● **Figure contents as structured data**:
━━━━━━

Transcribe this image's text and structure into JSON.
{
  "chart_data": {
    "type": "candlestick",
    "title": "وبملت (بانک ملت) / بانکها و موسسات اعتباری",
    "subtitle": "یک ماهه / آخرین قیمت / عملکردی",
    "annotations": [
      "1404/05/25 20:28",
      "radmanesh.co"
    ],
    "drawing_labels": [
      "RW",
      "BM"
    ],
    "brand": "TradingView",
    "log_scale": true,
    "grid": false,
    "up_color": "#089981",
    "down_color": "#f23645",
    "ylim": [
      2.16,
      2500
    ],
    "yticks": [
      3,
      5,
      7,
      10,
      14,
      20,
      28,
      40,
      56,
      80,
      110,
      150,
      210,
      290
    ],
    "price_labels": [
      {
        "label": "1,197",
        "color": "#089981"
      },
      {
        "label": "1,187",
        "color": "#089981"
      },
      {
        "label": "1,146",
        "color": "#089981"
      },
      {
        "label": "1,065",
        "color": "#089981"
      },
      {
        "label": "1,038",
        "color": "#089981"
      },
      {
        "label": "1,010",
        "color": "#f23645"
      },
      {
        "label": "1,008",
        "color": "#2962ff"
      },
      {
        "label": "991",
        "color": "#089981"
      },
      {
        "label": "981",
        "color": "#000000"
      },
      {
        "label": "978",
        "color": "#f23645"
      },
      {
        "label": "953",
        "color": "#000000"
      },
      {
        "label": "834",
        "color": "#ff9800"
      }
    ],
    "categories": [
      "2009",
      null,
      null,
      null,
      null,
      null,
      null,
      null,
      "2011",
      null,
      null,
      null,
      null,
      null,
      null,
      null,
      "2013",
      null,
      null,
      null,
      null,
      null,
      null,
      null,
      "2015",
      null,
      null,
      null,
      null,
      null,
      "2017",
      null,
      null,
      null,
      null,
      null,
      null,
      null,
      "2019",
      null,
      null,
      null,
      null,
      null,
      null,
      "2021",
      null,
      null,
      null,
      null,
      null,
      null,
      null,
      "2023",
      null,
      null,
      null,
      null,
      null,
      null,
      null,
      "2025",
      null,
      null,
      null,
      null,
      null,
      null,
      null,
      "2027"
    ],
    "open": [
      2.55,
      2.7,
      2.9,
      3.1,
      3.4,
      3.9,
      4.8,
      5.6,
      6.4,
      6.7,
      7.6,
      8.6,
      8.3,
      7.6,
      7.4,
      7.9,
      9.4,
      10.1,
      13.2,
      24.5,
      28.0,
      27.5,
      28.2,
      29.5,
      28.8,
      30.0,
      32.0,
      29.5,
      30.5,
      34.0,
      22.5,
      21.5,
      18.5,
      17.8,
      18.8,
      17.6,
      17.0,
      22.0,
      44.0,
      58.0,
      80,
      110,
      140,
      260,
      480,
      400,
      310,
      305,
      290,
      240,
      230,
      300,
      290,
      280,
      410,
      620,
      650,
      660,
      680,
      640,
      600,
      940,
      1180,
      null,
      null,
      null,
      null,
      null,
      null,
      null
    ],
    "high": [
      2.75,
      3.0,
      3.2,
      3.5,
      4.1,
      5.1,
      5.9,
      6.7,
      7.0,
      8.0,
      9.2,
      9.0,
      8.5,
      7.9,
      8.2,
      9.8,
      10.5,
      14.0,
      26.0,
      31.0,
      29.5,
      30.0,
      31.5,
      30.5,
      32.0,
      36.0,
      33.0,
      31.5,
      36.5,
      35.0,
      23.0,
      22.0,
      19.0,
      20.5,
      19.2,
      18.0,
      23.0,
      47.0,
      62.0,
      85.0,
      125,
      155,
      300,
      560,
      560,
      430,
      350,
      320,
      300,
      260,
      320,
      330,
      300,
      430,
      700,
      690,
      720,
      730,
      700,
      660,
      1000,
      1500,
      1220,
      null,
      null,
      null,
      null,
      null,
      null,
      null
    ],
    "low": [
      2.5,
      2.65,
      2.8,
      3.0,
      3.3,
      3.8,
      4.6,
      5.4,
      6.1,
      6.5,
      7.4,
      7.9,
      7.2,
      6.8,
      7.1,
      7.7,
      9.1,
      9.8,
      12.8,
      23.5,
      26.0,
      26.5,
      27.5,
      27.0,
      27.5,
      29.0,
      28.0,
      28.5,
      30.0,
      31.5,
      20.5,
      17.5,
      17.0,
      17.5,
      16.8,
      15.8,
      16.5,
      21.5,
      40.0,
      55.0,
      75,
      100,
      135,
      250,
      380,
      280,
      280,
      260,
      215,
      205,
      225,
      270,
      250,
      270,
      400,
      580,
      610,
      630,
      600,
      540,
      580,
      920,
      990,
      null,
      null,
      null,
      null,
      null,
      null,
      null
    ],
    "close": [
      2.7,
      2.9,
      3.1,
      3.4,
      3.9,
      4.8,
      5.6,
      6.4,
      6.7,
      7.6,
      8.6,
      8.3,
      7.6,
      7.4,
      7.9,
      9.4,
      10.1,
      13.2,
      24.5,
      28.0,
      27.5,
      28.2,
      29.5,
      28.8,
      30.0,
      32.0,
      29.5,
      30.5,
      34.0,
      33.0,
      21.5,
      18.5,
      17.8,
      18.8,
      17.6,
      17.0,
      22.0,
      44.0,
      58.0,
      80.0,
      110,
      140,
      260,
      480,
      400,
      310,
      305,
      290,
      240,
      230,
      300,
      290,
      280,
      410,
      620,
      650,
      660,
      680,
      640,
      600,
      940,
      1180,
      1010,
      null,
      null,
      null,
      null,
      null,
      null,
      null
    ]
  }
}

━━━━━━

● **BRIEF**:
Extract the data in full. Keep it word for word.

● **THE RESULT**:
Transcribe this image's text and structure into JSON.
{
  "chart_data": {
    "type": "candlestick",
    "title": "وبملت (بانک ملت) / بانکها و موسسات اعتباری",
    "subtitle": "یک ماهه / آخرین قیمت / عملکردی",
    "annotations": [
      "1404/05/25 20:28",
      "radmanesh.co"
    ],
    "drawing_labels": [
      "RW",
      "BM"
    ],
    "brand": "TradingView",
    "log_scale": true,
    "grid": false,
    "up_color": "#089981",
    "down_color": "#f23645",
    "ylim": [
      2.16,
      2500
    ],
    "yticks": [
      3,
      5,
      7,
      10,
      14,
      20,
      28,
      40,
      56,
      80,
      110,
      150,
      210,
      290
    ],
    "price_labels": [
      {
        "label": "1,197",
        "color": "#089981"
      },
      {
        "label": "1,187",
        "color": "#089981"
      },
      {
        "label": "1,146",
        "color": "#089981"
      },
      {
        "label": "1,065",
        "color": "#089981"
      },
      {
        "label": "1,038",
        "color": "#089981"
      },
      {
        "label": "1,010",
        "color": "#f23645"
      },
      {
        "label": "1,008",
        "color": "#2962ff"
      },
      {
        "label": "991",
        "color": "#089981"
      },
      {
        "label": "981",
        "color": "#000000"
      },
      {
        "label": "978",
        "color": "#f23645"
      },
      {
        "label": "953",
        "color": "#000000"
      },
      {
        "label": "834",
        "color": "#ff9800"
      }
    ],
    "categories": [
      "2009",
      null,
      null,
      null,
      null,
      null,
      null,
      null,
      "2011",
      null,
      null,
      null,
      null,
      null,
      null,
      null,
      "2013",
      null,
      null,
      null,
      null,
      null,
      null,
      null,
      "2015",
      null,
      null,
      null,
      null,
      null,
      "2017",
      null,
      null,
      null,
      null,
      null,
      null,
      null,
      "2019",
      null,
      null,
      null,
      null,
      null,
      null,
      "2021",
      null,
      null,
      null,
      null,
      null,
      null,
      null,
      "2023",
      null,
      null,
      null,
      null,
      null,
      null,
      null,
      "2025",
      null,
      null,
      null,
      null,
      null,
      null,
      null,
      "2027"
    ],
    "open": [
      2.55,
      2.7,
      2.9,
      3.1,
      3.4,
      3.9,
      4.8,
      5.6,
      6.4,
      6.7,
      7.6,
      8.6,
      8.3,
      7.6,
      7.4,
      7.9,
      9.4,
      10.1,
      13.2,
      24.5,
      28.0,
      27.5,
      28.2,
      29.5,
      28.8,
      30.0,
      32.0,
      29.5,
      30.5,
      34.0,
      22.5,
      21.5,
      18.5,
      17.8,
      18.8,
      17.6,
      17.0,
      22.0,
      44.0,
      58.0,
      80,
      110,
      140,
      260,
      480,
      400,
      310,
      305,
      290,
      240,
      230,
      300,
      290,
      280,
      410,
      620,
      650,
      660,
      680,
      640,
      600,
      940,
      1180,
      null,
      null,
      null,
      null,
      null,
      null,
      null
    ],
    "high": [
      2.75,
      3.0,
      3.2,
      3.5,
      4.1,
      5.1,
      5.9,
      6.7,
      7.0,
      8.0,
      9.2,
      9.0,
      8.5,
      7.9,
      8.2,
      9.8,
      10.5,
      14.0,
      26.0,
      31.0,
      29.5,
      30.0,
      31.5,
      30.5,
      32.0,
      36.0,
      33.0,
      31.5,
      36.5,
      35.0,
      23.0,
      22.0,
      19.0,
      20.5,
      19.2,
      18.0,
      23.0,
      47.0,
      62.0,
      85.0,
      125,
      155,
      300,
      560,
      560,
      430,
      350,
      320,
      300,
      260,
      320,
      330,
      300,
      430,
      700,
      690,
      720,
      730,
      700,
      660,
      1000,
      1500,
      1220,
      null,
      null,
      null,
      null,
      null,
      null,
      null
    ],
    "low": [
      2.5,
      2.65,
      2.8,
      3.0,
      3.3,
      3.8,
      4.6,
      5.4,
      6.1,
      6.5,
      7.4,
      7.9,
      7.2,
      6.8,
      7.1,
      7.7,
      9.1,
      9.8,
      12.8,
      23.5,
      26.0,
      26.5,
      27.5,
      27.0,
      27.5,
      29.0,
      28.0,
      28.5,
      30.0,
      31.5,
      20.5,
      17.5,
      17.0,
      17.5,
      16.8,
      15.8,
      16.5,
      21.5,
      40.0,
      55.0,
      75,
      100,
      135,
      250,
      380,
      280,
      280,
      260,
      215,
      205,
      225,
      270,
      250,
      270,
      400,
      580,
      610,
      630,
      600,
      540,
      580,
      920,
      990,
      null,
      null,
      null,
      null,
      null,
      null,
      null
    ],
    "close": [
      2.7,
      2.9,
      3.1,
      3.4,
      3.9,
      4.8,
      5.6,
      6.4,
      6.7,
      7.6,
      8.6,
      8.3,
      7.6,
      7.4,
      7.9,
      9.4,
      10.1,
      13.2,
      24.5,
      28.0,
      27.5,
      28.2,
      29.5,
      28.8,
      30.0,
      32.0,
      29.5,
      30.5,
      34.0,
      33.0,
      21.5,
      18.5,
      17.8,
      18.8,
      17.6,
      17.0,
      22.0,
      44.0,
      58.0,
      80.0,
      110,
      140,
      260,
      480,
      400,
      310,
      305,
      290,
      240,
      230,
      300,
      290,
      280,
      410,
      620,
      650,
      660,
      680,
      640,
      600,
      940,
      1180,
      1010,
      null,
      null,
      null,
      null,
      null,
      null,
      null
    ]
  }
}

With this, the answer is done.